Every entry that follows should be reproduced exactly.

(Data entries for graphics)
┄┄┄┄┄┄

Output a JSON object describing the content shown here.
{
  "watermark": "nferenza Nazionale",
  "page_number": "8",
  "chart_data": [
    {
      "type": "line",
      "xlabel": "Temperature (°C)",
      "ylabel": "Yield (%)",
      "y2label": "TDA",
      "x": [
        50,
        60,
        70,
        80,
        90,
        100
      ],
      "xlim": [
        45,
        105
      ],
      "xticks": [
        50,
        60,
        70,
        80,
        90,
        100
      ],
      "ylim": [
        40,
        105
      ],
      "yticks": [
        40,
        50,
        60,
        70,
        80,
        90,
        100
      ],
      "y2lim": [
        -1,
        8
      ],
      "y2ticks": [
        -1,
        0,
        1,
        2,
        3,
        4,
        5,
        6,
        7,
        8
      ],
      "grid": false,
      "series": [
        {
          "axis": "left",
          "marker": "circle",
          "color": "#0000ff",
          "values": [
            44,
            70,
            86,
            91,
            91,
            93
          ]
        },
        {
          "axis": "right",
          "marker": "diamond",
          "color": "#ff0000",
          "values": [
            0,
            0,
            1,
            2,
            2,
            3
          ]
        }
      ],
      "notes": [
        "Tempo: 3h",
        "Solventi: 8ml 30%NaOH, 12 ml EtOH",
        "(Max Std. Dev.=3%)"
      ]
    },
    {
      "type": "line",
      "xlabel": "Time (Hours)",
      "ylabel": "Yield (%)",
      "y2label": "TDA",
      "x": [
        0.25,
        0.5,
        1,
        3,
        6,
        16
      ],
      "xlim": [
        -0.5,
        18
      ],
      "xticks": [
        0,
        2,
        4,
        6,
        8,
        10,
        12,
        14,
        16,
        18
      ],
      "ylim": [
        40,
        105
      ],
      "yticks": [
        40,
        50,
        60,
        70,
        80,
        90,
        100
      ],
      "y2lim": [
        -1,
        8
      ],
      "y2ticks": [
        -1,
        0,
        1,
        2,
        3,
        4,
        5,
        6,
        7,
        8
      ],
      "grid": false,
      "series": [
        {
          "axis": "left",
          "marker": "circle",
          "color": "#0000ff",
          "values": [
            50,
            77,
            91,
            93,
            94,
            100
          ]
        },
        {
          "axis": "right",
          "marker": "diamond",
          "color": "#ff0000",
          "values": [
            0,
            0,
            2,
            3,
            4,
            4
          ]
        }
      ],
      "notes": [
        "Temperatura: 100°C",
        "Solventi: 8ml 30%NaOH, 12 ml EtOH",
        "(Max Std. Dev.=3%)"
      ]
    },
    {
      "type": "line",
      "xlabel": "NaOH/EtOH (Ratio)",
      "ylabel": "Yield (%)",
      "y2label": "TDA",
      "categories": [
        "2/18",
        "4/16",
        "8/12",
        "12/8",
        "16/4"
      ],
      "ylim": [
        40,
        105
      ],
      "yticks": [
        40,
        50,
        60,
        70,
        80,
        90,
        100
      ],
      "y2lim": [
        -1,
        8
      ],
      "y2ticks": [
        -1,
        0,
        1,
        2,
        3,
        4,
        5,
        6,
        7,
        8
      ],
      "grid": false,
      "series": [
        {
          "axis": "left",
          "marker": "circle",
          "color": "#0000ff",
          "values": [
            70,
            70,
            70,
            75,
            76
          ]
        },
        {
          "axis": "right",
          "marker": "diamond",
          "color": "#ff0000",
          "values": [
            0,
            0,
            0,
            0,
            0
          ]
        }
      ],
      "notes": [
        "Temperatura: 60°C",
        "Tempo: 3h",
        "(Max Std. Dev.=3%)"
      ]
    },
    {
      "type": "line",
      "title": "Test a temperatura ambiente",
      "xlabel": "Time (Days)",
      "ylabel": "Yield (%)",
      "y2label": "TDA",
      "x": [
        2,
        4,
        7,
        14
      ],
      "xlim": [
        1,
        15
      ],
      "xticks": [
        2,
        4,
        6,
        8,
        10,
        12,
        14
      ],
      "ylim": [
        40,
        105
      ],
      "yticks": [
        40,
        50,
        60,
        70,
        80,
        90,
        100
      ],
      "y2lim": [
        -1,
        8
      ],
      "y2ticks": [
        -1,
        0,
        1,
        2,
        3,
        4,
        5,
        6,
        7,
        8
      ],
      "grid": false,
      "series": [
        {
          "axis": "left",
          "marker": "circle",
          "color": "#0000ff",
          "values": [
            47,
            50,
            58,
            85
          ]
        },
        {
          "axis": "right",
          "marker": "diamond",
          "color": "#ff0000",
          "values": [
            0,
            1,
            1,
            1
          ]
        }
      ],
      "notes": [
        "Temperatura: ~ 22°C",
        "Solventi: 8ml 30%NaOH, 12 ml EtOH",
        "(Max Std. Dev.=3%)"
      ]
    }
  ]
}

┄┄┄┄┄┄

* REPLY:
Output a JSON object describing the content shown here.
{
  "watermark": "nferenza Nazionale",
  "page_number": "8",
  "chart_data": [
    {
      "type": "line",
      "xlabel": "Temperature (°C)",
      "ylabel": "Yield (%)",
      "y2label": "TDA",
      "x": [
        50,
        60,
        70,
        80,
        90,
        100
      ],
      "xlim": [
        45,
        105
      ],
      "xticks": [
        50,
        60,
        70,
        80,
        90,
        100
      ],
      "ylim": [
        40,
        105
      ],
      "yticks": [
        40,
        50,
        60,
        70,
        80,
        90,
        100
      ],
      "y2lim": [
        -1,
        8
      ],
      "y2ticks": [
        -1,
        0,
        1,
        2,
        3,
        4,
        5,
        6,
        7,
        8
      ],
      "grid": false,
      "series": [
        {
          "axis": "left",
          "marker": "circle",
          "color": "#0000ff",
          "values": [
            44,
            70,
            86,
            91,
            91,
            93
          ]
        },
        {
          "axis": "right",
          "marker": "diamond",
          "color": "#ff0000",
          "values": [
            0,
            0,
            1,
            2,
            2,
            3
          ]
        }
      ],
      "notes": [
        "Tempo: 3h",
        "Solventi: 8ml 30%NaOH, 12 ml EtOH",
        "(Max Std. Dev.=3%)"
      ]
    },
    {
      "type": "line",
      "xlabel": "Time (Hours)",
      "ylabel": "Yield (%)",
      "y2label": "TDA",
      "x": [
        0.25,
        0.5,
        1,
        3,
        6,
        16
      ],
      "xlim": [
        -0.5,
        18
      ],
      "xticks": [
        0,
        2,
        4,
        6,
        8,
        10,
        12,
        14,
        16,
        18
      ],
      "ylim": [
        40,
        105
      ],
      "yticks": [
        40,
        50,
        60,
        70,
        80,
        90,
        100
      ],
      "y2lim": [
        -1,
        8
      ],
      "y2ticks": [
        -1,
        0,
        1,
        2,
        3,
        4,
        5,
        6,
        7,
        8
      ],
      "grid": false,
      "series": [
        {
          "axis": "left",
          "marker": "circle",
          "color": "#0000ff",
          "values": [
            50,
            77,
            91,
            93,
            94,
            100
          ]
        },
        {
          "axis": "right",
          "marker": "diamond",
          "color": "#ff0000",
          "values": [
            0,
            0,
            2,
            3,
            4,
            4
          ]
        }
      ],
      "notes": [
        "Temperatura: 100°C",
        "Solventi: 8ml 30%NaOH, 12 ml EtOH",
        "(Max Std. Dev.=3%)"
      ]
    },
    {
      "type": "line",
      "xlabel": "NaOH/EtOH (Ratio)",
      "ylabel": "Yield (%)",
      "y2label": "TDA",
      "categories": [
        "2/18",
        "4/16",
        "8/12",
        "12/8",
        "16/4"
      ],
      "ylim": [
        40,
        105
      ],
      "yticks": [
        40,
        50,
        60,
        70,
        80,
        90,
        100
      ],
      "y2lim": [
        -1,
        8
      ],
      "y2ticks": [
        -1,
        0,
        1,
        2,
        3,
        4,
        5,
        6,
        7,
        8
      ],
      "grid": false,
      "series": [
        {
          "axis": "left",
          "marker": "circle",
          "color": "#0000ff",
          "values": [
            70,
            70,
            70,
            75,
            76
          ]
        },
        {
          "axis": "right",
          "marker": "diamond",
          "color": "#ff0000",
          "values": [
            0,
            0,
            0,
            0,
            0
          ]
        }
      ],
      "notes": [
        "Temperatura: 60°C",
        "Tempo: 3h",
        "(Max Std. Dev.=3%)"
      ]
    },
    {
      "type": "line",
      "title": "Test a temperatura ambiente",
      "xlabel": "Time (Days)",
      "ylabel": "Yield (%)",
      "y2label": "TDA",
      "x": [
        2,
        4,
        7,
        14
      ],
      "xlim": [
        1,
        15
      ],
      "xticks": [
        2,
        4,
        6,
        8,
        10,
        12,
        14
      ],
      "ylim": [
        40,
        105
      ],
      "yticks": [
        40,
        50,
        60,
        70,
        80,
        90,
        100
      ],
      "y2lim": [
        -1,
        8
      ],
      "y2ticks": [
        -1,
        0,
        1,
        2,
        3,
        4,
        5,
        6,
        7,
        8
      ],
      "grid": false,
      "series": [
        {
          "axis": "left",
          "marker": "circle",
          "color": "#0000ff",
          "values": [
            47,
            50,
            58,
            85
          ]
        },
        {
          "axis": "right",
          "marker": "diamond",
          "color": "#ff0000",
          "values": [
            0,
            1,
            1,
            1
          ]
        }
      ],
      "notes": [
        "Temperatura: ~ 22°C",
        "Solventi: 8ml 30%NaOH, 12 ml EtOH",
        "(Max Std. Dev.=3%)"
      ]
    }
  ]
}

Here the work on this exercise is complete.